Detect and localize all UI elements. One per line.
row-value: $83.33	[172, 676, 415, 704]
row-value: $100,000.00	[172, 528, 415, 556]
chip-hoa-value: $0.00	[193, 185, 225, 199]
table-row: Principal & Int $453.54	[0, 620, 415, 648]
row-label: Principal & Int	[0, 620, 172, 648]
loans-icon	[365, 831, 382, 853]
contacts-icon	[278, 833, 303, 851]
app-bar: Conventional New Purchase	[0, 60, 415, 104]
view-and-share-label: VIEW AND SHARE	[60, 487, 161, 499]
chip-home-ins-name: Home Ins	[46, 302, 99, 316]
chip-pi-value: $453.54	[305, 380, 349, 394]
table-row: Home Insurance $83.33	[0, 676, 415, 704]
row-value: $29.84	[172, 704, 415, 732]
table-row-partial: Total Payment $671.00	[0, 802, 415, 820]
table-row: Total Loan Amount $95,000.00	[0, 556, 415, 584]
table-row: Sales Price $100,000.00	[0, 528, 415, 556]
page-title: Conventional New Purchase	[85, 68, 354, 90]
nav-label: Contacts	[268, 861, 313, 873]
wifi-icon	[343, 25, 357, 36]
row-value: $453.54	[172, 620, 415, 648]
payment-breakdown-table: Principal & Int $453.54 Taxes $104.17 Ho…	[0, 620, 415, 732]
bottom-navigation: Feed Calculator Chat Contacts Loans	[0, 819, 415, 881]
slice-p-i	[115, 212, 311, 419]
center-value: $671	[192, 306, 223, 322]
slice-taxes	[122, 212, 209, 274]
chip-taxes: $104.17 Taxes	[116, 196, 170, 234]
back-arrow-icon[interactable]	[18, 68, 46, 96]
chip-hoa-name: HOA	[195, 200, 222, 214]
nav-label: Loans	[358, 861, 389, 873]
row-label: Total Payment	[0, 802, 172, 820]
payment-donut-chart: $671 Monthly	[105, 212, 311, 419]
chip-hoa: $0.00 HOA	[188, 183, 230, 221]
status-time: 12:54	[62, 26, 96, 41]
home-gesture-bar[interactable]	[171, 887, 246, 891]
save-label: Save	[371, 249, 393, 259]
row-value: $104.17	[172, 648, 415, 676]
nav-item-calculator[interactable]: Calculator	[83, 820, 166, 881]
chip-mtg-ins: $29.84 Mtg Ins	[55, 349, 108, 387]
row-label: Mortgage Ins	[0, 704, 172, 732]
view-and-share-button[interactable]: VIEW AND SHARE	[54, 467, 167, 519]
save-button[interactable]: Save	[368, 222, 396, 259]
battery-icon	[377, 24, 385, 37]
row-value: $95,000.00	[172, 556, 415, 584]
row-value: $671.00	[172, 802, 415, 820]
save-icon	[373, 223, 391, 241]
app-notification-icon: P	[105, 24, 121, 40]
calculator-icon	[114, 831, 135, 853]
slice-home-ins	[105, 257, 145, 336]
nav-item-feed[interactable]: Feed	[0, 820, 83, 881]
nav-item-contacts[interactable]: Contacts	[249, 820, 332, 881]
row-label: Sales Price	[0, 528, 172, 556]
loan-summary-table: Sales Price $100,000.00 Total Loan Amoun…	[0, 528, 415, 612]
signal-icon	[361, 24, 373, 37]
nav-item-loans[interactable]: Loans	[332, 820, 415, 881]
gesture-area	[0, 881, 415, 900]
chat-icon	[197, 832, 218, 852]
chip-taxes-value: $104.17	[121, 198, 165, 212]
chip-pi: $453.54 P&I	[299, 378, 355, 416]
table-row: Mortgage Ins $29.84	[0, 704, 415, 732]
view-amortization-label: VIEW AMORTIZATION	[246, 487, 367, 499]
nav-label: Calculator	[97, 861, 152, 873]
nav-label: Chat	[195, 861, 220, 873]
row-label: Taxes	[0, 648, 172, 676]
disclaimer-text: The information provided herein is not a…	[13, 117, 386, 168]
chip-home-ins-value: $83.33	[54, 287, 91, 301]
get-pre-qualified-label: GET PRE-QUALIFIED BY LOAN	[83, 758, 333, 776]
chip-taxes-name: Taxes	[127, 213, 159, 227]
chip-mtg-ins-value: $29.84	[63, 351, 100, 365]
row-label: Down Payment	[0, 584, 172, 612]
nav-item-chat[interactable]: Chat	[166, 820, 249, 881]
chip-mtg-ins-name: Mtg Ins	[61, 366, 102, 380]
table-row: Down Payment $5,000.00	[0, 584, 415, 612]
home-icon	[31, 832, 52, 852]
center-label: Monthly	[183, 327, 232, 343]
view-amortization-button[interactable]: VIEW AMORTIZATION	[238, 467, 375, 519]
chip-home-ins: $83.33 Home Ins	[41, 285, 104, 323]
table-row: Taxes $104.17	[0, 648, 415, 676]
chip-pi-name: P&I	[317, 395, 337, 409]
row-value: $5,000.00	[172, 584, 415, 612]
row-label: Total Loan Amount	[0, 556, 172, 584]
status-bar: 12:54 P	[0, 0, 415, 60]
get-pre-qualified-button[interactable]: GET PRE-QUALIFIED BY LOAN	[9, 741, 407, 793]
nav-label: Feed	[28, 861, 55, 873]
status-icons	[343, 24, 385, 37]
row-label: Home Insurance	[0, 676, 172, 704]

----------

__Your objective__. Print every line of the data above verbatim, with nothing added, dropped, or changed.

__Written answer__.
Detect and localize all UI elements. One per line.
row-value: $83.33	[172, 676, 415, 704]
row-value: $100,000.00	[172, 528, 415, 556]
chip-hoa-value: $0.00	[193, 185, 225, 199]
table-row: Principal & Int $453.54	[0, 620, 415, 648]
row-label: Principal & Int	[0, 620, 172, 648]
loans-icon	[365, 831, 382, 853]
contacts-icon	[278, 833, 303, 851]
app-bar: Conventional New Purchase	[0, 60, 415, 104]
view-and-share-label: VIEW AND SHARE	[60, 487, 161, 499]
chip-home-ins-name: Home Ins	[46, 302, 99, 316]
chip-pi-value: $453.54	[305, 380, 349, 394]
table-row: Home Insurance $83.33	[0, 676, 415, 704]
row-value: $29.84	[172, 704, 415, 732]
table-row-partial: Total Payment $671.00	[0, 802, 415, 820]
table-row: Total Loan Amount $95,000.00	[0, 556, 415, 584]
table-row: Sales Price $100,000.00	[0, 528, 415, 556]
page-title: Conventional New Purchase	[85, 68, 354, 90]
nav-label: Contacts	[268, 861, 313, 873]
wifi-icon	[343, 25, 357, 36]
row-value: $453.54	[172, 620, 415, 648]
payment-breakdown-table: Principal & Int $453.54 Taxes $104.17 Ho…	[0, 620, 415, 732]
bottom-navigation: Feed Calculator Chat Contacts Loans	[0, 819, 415, 881]
slice-p-i	[115, 212, 311, 419]
center-value: $671	[192, 306, 223, 322]
slice-taxes	[122, 212, 209, 274]
chip-taxes: $104.17 Taxes	[116, 196, 170, 234]
back-arrow-icon[interactable]	[18, 68, 46, 96]
chip-hoa-name: HOA	[195, 200, 222, 214]
nav-label: Loans	[358, 861, 389, 873]
row-label: Total Payment	[0, 802, 172, 820]
payment-donut-chart: $671 Monthly	[105, 212, 311, 419]
chip-hoa: $0.00 HOA	[188, 183, 230, 221]
status-time: 12:54	[62, 26, 96, 41]
home-gesture-bar[interactable]	[171, 887, 246, 891]
save-label: Save	[371, 249, 393, 259]
row-value: $104.17	[172, 648, 415, 676]
nav-item-calculator[interactable]: Calculator	[83, 820, 166, 881]
chip-mtg-ins: $29.84 Mtg Ins	[55, 349, 108, 387]
row-label: Mortgage Ins	[0, 704, 172, 732]
view-and-share-button[interactable]: VIEW AND SHARE	[54, 467, 167, 519]
save-button[interactable]: Save	[368, 222, 396, 259]
battery-icon	[377, 24, 385, 37]
row-value: $95,000.00	[172, 556, 415, 584]
row-value: $671.00	[172, 802, 415, 820]
save-icon	[373, 223, 391, 241]
app-notification-icon: P	[105, 24, 121, 40]
calculator-icon	[114, 831, 135, 853]
slice-home-ins	[105, 257, 145, 336]
nav-item-feed[interactable]: Feed	[0, 820, 83, 881]
nav-item-contacts[interactable]: Contacts	[249, 820, 332, 881]
row-label: Sales Price	[0, 528, 172, 556]
loan-summary-table: Sales Price $100,000.00 Total Loan Amoun…	[0, 528, 415, 612]
signal-icon	[361, 24, 373, 37]
nav-item-loans[interactable]: Loans	[332, 820, 415, 881]
gesture-area	[0, 881, 415, 900]
chat-icon	[197, 832, 218, 852]
chip-taxes-value: $104.17	[121, 198, 165, 212]
chip-pi: $453.54 P&I	[299, 378, 355, 416]
table-row: Mortgage Ins $29.84	[0, 704, 415, 732]
view-amortization-label: VIEW AMORTIZATION	[246, 487, 367, 499]
nav-label: Calculator	[97, 861, 152, 873]
nav-label: Chat	[195, 861, 220, 873]
row-label: Taxes	[0, 648, 172, 676]
disclaimer-text: The information provided herein is not a…	[13, 117, 386, 168]
chip-home-ins-value: $83.33	[54, 287, 91, 301]
get-pre-qualified-label: GET PRE-QUALIFIED BY LOAN	[83, 758, 333, 776]
chip-taxes-name: Taxes	[127, 213, 159, 227]
chip-mtg-ins-value: $29.84	[63, 351, 100, 365]
row-label: Down Payment	[0, 584, 172, 612]
nav-item-chat[interactable]: Chat	[166, 820, 249, 881]
chip-mtg-ins-name: Mtg Ins	[61, 366, 102, 380]
table-row: Down Payment $5,000.00	[0, 584, 415, 612]
home-icon	[31, 832, 52, 852]
center-label: Monthly	[183, 327, 232, 343]
view-amortization-button[interactable]: VIEW AMORTIZATION	[238, 467, 375, 519]
chip-home-ins: $83.33 Home Ins	[41, 285, 104, 323]
table-row: Taxes $104.17	[0, 648, 415, 676]
chip-pi-name: P&I	[317, 395, 337, 409]
row-value: $5,000.00	[172, 584, 415, 612]
row-label: Total Loan Amount	[0, 556, 172, 584]
status-bar: 12:54 P	[0, 0, 415, 60]
get-pre-qualified-button[interactable]: GET PRE-QUALIFIED BY LOAN	[9, 741, 407, 793]
nav-label: Feed	[28, 861, 55, 873]
status-icons	[343, 24, 385, 37]
row-label: Home Insurance	[0, 676, 172, 704]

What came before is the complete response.